What the exercise asks
Print only the line with "Read all visible content and emit it as JSON." and the lines after it, ending with the last line of the material, each exactly as it stands.

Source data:

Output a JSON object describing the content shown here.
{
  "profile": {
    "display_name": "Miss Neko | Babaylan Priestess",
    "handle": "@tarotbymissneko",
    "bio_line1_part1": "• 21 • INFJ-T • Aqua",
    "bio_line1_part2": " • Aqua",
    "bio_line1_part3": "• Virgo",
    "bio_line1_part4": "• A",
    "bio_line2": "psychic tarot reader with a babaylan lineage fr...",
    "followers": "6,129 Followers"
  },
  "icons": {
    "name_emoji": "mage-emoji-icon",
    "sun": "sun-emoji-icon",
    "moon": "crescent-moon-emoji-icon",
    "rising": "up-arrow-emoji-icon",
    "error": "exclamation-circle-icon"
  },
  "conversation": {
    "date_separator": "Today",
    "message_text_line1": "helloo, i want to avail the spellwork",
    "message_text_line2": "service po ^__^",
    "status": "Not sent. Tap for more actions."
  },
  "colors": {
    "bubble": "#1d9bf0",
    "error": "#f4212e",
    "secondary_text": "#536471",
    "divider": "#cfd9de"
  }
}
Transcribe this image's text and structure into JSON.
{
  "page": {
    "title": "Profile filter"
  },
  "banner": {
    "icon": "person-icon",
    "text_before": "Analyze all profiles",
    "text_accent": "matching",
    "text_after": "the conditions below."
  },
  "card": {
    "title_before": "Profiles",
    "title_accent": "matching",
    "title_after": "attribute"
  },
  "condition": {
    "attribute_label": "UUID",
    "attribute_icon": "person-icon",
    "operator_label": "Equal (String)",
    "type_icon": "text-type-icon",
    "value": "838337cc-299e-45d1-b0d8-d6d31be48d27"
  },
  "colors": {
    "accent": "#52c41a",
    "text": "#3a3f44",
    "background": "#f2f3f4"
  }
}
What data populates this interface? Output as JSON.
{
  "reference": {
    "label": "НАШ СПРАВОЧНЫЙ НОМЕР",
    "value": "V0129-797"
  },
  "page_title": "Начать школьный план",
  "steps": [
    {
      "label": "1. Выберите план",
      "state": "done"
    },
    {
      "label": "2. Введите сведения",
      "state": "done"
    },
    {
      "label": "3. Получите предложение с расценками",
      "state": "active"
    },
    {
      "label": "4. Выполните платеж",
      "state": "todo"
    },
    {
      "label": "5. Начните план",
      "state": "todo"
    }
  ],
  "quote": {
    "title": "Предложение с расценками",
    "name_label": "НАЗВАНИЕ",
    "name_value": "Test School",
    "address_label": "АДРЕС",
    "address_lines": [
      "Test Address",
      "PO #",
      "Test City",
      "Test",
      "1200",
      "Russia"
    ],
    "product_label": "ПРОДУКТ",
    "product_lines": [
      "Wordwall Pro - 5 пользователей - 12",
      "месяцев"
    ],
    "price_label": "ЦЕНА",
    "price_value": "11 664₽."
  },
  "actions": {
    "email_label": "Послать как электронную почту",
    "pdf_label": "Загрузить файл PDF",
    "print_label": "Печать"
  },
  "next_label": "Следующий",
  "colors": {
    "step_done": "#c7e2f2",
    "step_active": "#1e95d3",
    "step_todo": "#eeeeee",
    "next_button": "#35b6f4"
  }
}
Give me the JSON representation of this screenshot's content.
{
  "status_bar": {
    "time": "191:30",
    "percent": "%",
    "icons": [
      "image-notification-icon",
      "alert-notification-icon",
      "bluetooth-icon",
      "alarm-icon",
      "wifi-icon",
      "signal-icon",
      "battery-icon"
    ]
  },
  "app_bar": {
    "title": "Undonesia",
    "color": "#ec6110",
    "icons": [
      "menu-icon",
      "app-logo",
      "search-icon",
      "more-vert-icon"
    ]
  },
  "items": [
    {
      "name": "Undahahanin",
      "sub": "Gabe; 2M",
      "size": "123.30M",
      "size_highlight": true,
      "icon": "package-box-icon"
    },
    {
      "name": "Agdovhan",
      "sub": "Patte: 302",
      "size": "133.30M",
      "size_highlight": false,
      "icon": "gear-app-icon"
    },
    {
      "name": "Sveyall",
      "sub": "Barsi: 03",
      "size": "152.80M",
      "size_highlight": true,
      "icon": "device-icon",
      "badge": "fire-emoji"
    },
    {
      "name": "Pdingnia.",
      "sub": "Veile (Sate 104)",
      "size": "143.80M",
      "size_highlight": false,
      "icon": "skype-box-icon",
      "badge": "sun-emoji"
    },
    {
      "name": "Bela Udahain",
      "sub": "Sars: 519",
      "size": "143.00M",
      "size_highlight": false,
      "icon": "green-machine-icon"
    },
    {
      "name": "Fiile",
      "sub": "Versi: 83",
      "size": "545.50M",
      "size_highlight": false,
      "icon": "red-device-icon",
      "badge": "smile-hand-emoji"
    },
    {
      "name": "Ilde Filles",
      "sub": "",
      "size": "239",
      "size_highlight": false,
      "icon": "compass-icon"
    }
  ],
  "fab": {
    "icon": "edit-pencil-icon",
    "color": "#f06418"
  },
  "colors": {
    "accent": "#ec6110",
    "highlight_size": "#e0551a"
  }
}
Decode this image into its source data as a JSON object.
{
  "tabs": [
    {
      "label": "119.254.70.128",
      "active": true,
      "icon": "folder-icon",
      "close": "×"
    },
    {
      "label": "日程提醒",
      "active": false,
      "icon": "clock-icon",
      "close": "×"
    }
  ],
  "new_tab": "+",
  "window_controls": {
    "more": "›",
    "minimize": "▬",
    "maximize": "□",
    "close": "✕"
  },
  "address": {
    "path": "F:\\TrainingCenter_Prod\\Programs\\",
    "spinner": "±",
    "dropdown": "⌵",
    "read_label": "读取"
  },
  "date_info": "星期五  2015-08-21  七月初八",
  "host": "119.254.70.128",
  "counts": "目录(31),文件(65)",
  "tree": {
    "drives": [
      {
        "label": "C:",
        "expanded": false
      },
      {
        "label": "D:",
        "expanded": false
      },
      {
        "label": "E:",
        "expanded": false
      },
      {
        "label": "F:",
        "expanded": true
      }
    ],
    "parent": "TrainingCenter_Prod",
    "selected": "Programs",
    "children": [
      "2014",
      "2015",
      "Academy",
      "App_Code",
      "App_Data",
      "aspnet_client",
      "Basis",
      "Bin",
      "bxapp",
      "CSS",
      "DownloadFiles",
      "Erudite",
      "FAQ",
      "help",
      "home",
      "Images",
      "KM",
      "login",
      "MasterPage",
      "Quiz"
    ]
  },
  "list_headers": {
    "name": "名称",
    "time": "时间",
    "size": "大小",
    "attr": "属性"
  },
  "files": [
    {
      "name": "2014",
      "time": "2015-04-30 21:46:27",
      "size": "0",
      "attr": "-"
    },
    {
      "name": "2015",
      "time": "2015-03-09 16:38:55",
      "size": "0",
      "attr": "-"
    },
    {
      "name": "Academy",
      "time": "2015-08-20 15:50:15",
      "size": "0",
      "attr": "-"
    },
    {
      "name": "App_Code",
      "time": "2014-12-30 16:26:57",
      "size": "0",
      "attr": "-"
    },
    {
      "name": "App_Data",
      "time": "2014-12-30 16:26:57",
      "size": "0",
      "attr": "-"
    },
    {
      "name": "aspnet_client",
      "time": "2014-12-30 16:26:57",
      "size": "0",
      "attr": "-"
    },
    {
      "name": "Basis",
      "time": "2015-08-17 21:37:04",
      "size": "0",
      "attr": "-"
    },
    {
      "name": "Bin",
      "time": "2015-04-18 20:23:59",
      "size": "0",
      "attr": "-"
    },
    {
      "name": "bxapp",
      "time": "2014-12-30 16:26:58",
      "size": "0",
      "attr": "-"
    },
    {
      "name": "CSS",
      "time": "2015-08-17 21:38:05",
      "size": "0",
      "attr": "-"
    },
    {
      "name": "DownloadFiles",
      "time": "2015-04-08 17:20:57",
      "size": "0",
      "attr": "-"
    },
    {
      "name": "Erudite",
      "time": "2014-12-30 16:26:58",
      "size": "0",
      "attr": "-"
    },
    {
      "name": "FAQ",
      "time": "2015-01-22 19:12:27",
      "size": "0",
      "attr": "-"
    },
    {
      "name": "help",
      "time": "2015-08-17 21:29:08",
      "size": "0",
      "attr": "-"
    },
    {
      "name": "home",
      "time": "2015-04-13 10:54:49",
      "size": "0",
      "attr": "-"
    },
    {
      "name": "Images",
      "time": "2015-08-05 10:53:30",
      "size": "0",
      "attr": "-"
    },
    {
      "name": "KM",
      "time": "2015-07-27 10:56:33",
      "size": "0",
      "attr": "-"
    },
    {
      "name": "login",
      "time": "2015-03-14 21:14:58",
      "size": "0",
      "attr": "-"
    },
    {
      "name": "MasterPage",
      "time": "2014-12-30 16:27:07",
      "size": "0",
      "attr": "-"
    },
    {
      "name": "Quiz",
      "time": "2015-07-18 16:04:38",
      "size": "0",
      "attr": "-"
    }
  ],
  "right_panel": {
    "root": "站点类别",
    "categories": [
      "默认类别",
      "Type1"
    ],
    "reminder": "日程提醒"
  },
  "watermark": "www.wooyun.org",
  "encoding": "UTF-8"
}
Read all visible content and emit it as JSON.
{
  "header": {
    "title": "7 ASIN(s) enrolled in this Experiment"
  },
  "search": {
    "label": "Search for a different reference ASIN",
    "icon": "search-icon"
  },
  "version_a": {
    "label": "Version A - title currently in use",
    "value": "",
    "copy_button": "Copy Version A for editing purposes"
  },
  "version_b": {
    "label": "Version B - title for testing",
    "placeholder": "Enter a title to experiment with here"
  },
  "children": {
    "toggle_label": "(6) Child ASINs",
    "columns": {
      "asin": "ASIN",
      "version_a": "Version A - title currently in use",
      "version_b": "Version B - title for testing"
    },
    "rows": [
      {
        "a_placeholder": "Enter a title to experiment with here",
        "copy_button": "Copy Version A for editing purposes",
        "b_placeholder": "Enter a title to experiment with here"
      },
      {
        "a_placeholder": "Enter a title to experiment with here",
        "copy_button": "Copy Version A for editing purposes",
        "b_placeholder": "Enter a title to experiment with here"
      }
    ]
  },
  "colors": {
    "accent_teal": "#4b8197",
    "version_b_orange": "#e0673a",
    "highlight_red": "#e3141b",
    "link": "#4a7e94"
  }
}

Result of this task
Read all visible content and emit it as JSON.
{
  "header": {
    "title": "7 ASIN(s) enrolled in this Experiment"
  },
  "search": {
    "label": "Search for a different reference ASIN",
    "icon": "search-icon"
  },
  "version_a": {
    "label": "Version A - title currently in use",
    "value": "",
    "copy_button": "Copy Version A for editing purposes"
  },
  "version_b": {
    "label": "Version B - title for testing",
    "placeholder": "Enter a title to experiment with here"
  },
  "children": {
    "toggle_label": "(6) Child ASINs",
    "columns": {
      "asin": "ASIN",
      "version_a": "Version A - title currently in use",
      "version_b": "Version B - title for testing"
    },
    "rows": [
      {
        "a_placeholder": "Enter a title to experiment with here",
        "copy_button": "Copy Version A for editing purposes",
        "b_placeholder": "Enter a title to experiment with here"
      },
      {
        "a_placeholder": "Enter a title to experiment with here",
        "copy_button": "Copy Version A for editing purposes",
        "b_placeholder": "Enter a title to experiment with here"
      }
    ]
  },
  "colors": {
    "accent_teal": "#4b8197",
    "version_b_orange": "#e0673a",
    "highlight_red": "#e3141b",
    "link": "#4a7e94"
  }
}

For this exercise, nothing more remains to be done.